### Data shown
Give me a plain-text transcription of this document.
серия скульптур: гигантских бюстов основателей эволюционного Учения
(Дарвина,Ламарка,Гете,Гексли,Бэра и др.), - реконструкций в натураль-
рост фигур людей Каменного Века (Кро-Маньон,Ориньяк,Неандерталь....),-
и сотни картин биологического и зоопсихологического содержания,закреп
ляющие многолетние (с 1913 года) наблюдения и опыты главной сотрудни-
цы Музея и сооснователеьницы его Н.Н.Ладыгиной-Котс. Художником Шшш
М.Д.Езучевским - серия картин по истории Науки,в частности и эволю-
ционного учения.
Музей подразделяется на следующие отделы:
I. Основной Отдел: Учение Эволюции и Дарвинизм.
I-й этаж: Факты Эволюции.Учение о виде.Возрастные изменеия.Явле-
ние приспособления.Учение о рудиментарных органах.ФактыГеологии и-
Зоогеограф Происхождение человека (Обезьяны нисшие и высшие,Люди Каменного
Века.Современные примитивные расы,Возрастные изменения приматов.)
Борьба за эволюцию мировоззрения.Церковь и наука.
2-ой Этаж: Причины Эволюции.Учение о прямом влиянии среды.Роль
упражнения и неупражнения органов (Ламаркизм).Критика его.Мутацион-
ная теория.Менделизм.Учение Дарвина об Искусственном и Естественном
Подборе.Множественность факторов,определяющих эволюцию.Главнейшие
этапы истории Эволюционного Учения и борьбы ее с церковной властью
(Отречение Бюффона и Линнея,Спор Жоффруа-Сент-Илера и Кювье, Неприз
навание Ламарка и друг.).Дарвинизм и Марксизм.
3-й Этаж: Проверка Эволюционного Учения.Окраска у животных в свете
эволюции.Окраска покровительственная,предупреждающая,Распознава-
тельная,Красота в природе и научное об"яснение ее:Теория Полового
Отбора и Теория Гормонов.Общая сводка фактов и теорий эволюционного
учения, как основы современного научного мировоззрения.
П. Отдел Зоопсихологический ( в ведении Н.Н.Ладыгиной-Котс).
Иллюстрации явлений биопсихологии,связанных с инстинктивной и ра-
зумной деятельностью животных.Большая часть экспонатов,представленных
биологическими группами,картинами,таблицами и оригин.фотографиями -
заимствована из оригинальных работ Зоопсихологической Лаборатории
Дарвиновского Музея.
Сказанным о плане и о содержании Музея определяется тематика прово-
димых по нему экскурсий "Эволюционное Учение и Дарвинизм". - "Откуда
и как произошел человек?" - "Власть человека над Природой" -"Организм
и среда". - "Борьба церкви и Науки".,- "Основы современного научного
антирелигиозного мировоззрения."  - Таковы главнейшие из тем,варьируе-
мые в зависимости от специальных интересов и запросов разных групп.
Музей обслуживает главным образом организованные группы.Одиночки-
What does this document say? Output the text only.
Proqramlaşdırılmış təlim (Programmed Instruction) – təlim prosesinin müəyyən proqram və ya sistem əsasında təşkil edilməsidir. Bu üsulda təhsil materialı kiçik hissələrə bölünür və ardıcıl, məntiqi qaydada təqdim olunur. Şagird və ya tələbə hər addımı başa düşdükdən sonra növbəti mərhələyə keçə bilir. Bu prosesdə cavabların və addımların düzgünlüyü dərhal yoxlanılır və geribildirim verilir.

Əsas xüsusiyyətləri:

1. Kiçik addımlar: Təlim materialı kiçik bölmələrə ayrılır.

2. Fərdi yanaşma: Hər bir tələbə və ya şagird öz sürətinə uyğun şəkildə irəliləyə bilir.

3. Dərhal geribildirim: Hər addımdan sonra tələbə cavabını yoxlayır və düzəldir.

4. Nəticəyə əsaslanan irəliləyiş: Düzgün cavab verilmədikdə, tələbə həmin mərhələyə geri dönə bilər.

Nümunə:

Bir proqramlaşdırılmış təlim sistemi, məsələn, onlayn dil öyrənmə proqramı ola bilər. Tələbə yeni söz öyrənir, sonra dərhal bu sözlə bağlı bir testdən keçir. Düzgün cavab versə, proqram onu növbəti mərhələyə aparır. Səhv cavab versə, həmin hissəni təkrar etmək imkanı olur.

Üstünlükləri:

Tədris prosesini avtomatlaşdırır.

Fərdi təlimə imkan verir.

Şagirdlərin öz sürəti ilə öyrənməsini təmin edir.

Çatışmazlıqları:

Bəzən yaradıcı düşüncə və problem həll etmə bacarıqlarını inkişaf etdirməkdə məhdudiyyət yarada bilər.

### Job
Pick out all lines from the data above in which the word "this" appears.

### Reply
Give me a plain-text transcription of this document.
What does this document say? Output the text only.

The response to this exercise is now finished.